----- PROVIDED MATERIAL
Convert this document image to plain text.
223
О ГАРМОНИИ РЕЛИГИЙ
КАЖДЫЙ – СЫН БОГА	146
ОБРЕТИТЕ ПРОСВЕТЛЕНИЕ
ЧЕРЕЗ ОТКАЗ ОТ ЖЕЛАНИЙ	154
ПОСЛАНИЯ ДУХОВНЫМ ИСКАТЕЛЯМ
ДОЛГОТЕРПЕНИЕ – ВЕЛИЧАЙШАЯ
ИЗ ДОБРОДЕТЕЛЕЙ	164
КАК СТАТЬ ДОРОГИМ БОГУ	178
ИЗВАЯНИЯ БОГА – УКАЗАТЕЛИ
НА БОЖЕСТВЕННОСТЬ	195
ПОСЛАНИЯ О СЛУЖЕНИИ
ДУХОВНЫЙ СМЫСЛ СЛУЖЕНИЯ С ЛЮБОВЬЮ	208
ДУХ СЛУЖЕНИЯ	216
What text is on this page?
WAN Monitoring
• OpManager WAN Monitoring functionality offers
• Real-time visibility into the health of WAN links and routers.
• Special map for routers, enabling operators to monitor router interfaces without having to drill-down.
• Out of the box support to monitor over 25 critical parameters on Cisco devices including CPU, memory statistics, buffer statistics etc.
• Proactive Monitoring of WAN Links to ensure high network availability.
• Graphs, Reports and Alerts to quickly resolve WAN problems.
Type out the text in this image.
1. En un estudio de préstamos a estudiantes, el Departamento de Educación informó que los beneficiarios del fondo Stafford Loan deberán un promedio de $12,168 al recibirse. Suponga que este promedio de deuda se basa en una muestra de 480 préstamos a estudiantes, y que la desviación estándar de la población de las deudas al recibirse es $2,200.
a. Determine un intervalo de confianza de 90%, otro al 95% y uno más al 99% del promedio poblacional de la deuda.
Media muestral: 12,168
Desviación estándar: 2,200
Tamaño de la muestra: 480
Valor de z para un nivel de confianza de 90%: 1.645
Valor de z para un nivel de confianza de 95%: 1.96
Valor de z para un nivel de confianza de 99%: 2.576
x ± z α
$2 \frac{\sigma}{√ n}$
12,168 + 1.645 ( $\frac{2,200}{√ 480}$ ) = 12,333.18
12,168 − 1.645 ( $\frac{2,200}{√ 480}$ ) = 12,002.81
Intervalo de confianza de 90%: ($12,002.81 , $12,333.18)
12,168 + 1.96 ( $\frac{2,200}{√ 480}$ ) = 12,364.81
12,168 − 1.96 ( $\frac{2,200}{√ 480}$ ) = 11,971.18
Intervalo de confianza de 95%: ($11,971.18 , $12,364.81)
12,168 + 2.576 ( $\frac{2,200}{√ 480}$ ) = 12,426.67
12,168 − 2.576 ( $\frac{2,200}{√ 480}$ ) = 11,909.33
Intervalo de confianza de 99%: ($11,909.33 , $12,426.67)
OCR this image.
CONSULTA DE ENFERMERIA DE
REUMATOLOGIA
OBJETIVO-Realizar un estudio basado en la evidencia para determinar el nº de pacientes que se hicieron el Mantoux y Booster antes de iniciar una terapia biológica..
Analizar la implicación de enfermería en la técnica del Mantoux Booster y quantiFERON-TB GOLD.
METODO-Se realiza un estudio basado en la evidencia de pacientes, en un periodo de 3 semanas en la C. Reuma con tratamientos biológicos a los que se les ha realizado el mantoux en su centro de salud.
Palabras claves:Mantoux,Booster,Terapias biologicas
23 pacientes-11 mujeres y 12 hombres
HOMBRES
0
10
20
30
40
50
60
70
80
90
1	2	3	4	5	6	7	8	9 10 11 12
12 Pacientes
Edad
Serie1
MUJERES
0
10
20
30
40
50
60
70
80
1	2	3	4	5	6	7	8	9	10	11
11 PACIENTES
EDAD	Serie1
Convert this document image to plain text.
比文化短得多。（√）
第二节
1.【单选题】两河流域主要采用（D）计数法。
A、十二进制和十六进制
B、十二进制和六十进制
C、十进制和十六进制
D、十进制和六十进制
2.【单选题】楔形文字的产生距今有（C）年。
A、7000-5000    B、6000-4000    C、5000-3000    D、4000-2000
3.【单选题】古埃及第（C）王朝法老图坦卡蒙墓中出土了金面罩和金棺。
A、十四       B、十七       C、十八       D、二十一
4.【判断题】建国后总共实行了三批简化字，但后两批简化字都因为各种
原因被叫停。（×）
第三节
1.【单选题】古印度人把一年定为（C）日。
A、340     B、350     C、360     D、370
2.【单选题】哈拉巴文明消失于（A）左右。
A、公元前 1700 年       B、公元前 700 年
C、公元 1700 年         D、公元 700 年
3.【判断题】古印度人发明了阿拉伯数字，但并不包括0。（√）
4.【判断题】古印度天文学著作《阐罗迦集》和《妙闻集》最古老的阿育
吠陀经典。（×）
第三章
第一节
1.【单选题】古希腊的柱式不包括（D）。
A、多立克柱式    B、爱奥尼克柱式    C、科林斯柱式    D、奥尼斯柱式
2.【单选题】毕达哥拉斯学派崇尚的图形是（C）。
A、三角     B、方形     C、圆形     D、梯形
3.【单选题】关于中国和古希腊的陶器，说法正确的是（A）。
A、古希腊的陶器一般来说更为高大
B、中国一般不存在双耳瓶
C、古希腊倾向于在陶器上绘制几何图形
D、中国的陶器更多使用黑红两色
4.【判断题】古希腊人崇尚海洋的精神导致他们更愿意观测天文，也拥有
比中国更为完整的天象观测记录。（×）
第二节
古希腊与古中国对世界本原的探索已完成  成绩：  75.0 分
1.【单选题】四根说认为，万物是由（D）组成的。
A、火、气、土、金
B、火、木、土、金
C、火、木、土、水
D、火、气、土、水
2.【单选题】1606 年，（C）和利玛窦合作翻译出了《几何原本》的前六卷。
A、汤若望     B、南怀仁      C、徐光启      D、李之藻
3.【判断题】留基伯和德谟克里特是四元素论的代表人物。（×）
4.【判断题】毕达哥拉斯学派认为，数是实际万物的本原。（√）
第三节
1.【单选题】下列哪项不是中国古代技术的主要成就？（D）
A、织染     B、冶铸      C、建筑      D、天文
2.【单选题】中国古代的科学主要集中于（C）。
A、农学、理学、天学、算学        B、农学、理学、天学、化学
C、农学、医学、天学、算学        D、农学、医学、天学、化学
----------
Type out the whole listing above again, exactly as it stands.

Convert this document image to plain text.
223
О ГАРМОНИИ РЕЛИГИЙ
КАЖДЫЙ – СЫН БОГА	146
ОБРЕТИТЕ ПРОСВЕТЛЕНИЕ
ЧЕРЕЗ ОТКАЗ ОТ ЖЕЛАНИЙ	154
ПОСЛАНИЯ ДУХОВНЫМ ИСКАТЕЛЯМ
ДОЛГОТЕРПЕНИЕ – ВЕЛИЧАЙШАЯ
ИЗ ДОБРОДЕТЕЛЕЙ	164
КАК СТАТЬ ДОРОГИМ БОГУ	178
ИЗВАЯНИЯ БОГА – УКАЗАТЕЛИ
НА БОЖЕСТВЕННОСТЬ	195
ПОСЛАНИЯ О СЛУЖЕНИИ
ДУХОВНЫЙ СМЫСЛ СЛУЖЕНИЯ С ЛЮБОВЬЮ	208
ДУХ СЛУЖЕНИЯ	216
What text is on this page?
WAN Monitoring
• OpManager WAN Monitoring functionality offers
• Real-time visibility into the health of WAN links and routers.
• Special map for routers, enabling operators to monitor router interfaces without having to drill-down.
• Out of the box support to monitor over 25 critical parameters on Cisco devices including CPU, memory statistics, buffer statistics etc.
• Proactive Monitoring of WAN Links to ensure high network availability.
• Graphs, Reports and Alerts to quickly resolve WAN problems.
Type out the text in this image.
1. En un estudio de préstamos a estudiantes, el Departamento de Educación informó que los beneficiarios del fondo Stafford Loan deberán un promedio de $12,168 al recibirse. Suponga que este promedio de deuda se basa en una muestra de 480 préstamos a estudiantes, y que la desviación estándar de la población de las deudas al recibirse es $2,200.
a. Determine un intervalo de confianza de 90%, otro al 95% y uno más al 99% del promedio poblacional de la deuda.
Media muestral: 12,168
Desviación estándar: 2,200
Tamaño de la muestra: 480
Valor de z para un nivel de confianza de 90%: 1.645
Valor de z para un nivel de confianza de 95%: 1.96
Valor de z para un nivel de confianza de 99%: 2.576
x ± z α
$2 \frac{\sigma}{√ n}$
12,168 + 1.645 ( $\frac{2,200}{√ 480}$ ) = 12,333.18
12,168 − 1.645 ( $\frac{2,200}{√ 480}$ ) = 12,002.81
Intervalo de confianza de 90%: ($12,002.81 , $12,333.18)
12,168 + 1.96 ( $\frac{2,200}{√ 480}$ ) = 12,364.81
12,168 − 1.96 ( $\frac{2,200}{√ 480}$ ) = 11,971.18
Intervalo de confianza de 95%: ($11,971.18 , $12,364.81)
12,168 + 2.576 ( $\frac{2,200}{√ 480}$ ) = 12,426.67
12,168 − 2.576 ( $\frac{2,200}{√ 480}$ ) = 11,909.33
Intervalo de confianza de 99%: ($11,909.33 , $12,426.67)
OCR this image.
CONSULTA DE ENFERMERIA DE
REUMATOLOGIA
OBJETIVO-Realizar un estudio basado en la evidencia para determinar el nº de pacientes que se hicieron el Mantoux y Booster antes de iniciar una terapia biológica..
Analizar la implicación de enfermería en la técnica del Mantoux Booster y quantiFERON-TB GOLD.
METODO-Se realiza un estudio basado en la evidencia de pacientes, en un periodo de 3 semanas en la C. Reuma con tratamientos biológicos a los que se les ha realizado el mantoux en su centro de salud.
Palabras claves:Mantoux,Booster,Terapias biologicas
23 pacientes-11 mujeres y 12 hombres
HOMBRES
0
10
20
30
40
50
60
70
80
90
1	2	3	4	5	6	7	8	9 10 11 12
12 Pacientes
Edad
Serie1
MUJERES
0
10
20
30
40
50
60
70
80
1	2	3	4	5	6	7	8	9	10	11
11 PACIENTES
EDAD	Serie1
Convert this document image to plain text.
比文化短得多。（√）
第二节
1.【单选题】两河流域主要采用（D）计数法。
A、十二进制和十六进制
B、十二进制和六十进制
C、十进制和十六进制
D、十进制和六十进制
2.【单选题】楔形文字的产生距今有（C）年。
A、7000-5000    B、6000-4000    C、5000-3000    D、4000-2000
3.【单选题】古埃及第（C）王朝法老图坦卡蒙墓中出土了金面罩和金棺。
A、十四       B、十七       C、十八       D、二十一
4.【判断题】建国后总共实行了三批简化字，但后两批简化字都因为各种
原因被叫停。（×）
第三节
1.【单选题】古印度人把一年定为（C）日。
A、340     B、350     C、360     D、370
2.【单选题】哈拉巴文明消失于（A）左右。
A、公元前 1700 年       B、公元前 700 年
C、公元 1700 年         D、公元 700 年
3.【判断题】古印度人发明了阿拉伯数字，但并不包括0。（√）
4.【判断题】古印度天文学著作《阐罗迦集》和《妙闻集》最古老的阿育
吠陀经典。（×）
第三章
第一节
1.【单选题】古希腊的柱式不包括（D）。
A、多立克柱式    B、爱奥尼克柱式    C、科林斯柱式    D、奥尼斯柱式
2.【单选题】毕达哥拉斯学派崇尚的图形是（C）。
A、三角     B、方形     C、圆形     D、梯形
3.【单选题】关于中国和古希腊的陶器，说法正确的是（A）。
A、古希腊的陶器一般来说更为高大
B、中国一般不存在双耳瓶
C、古希腊倾向于在陶器上绘制几何图形
D、中国的陶器更多使用黑红两色
4.【判断题】古希腊人崇尚海洋的精神导致他们更愿意观测天文，也拥有
比中国更为完整的天象观测记录。（×）
第二节
古希腊与古中国对世界本原的探索已完成  成绩：  75.0 分
1.【单选题】四根说认为，万物是由（D）组成的。
A、火、气、土、金
B、火、木、土、金
C、火、木、土、水
D、火、气、土、水
2.【单选题】1606 年，（C）和利玛窦合作翻译出了《几何原本》的前六卷。
A、汤若望     B、南怀仁      C、徐光启      D、李之藻
3.【判断题】留基伯和德谟克里特是四元素论的代表人物。（×）
4.【判断题】毕达哥拉斯学派认为，数是实际万物的本原。（√）
第三节
1.【单选题】下列哪项不是中国古代技术的主要成就？（D）
A、织染     B、冶铸      C、建筑      D、天文
2.【单选题】中国古代的科学主要集中于（C）。
A、农学、理学、天学、算学        B、农学、理学、天学、化学
C、农学、医学、天学、算学        D、农学、医学、天学、化学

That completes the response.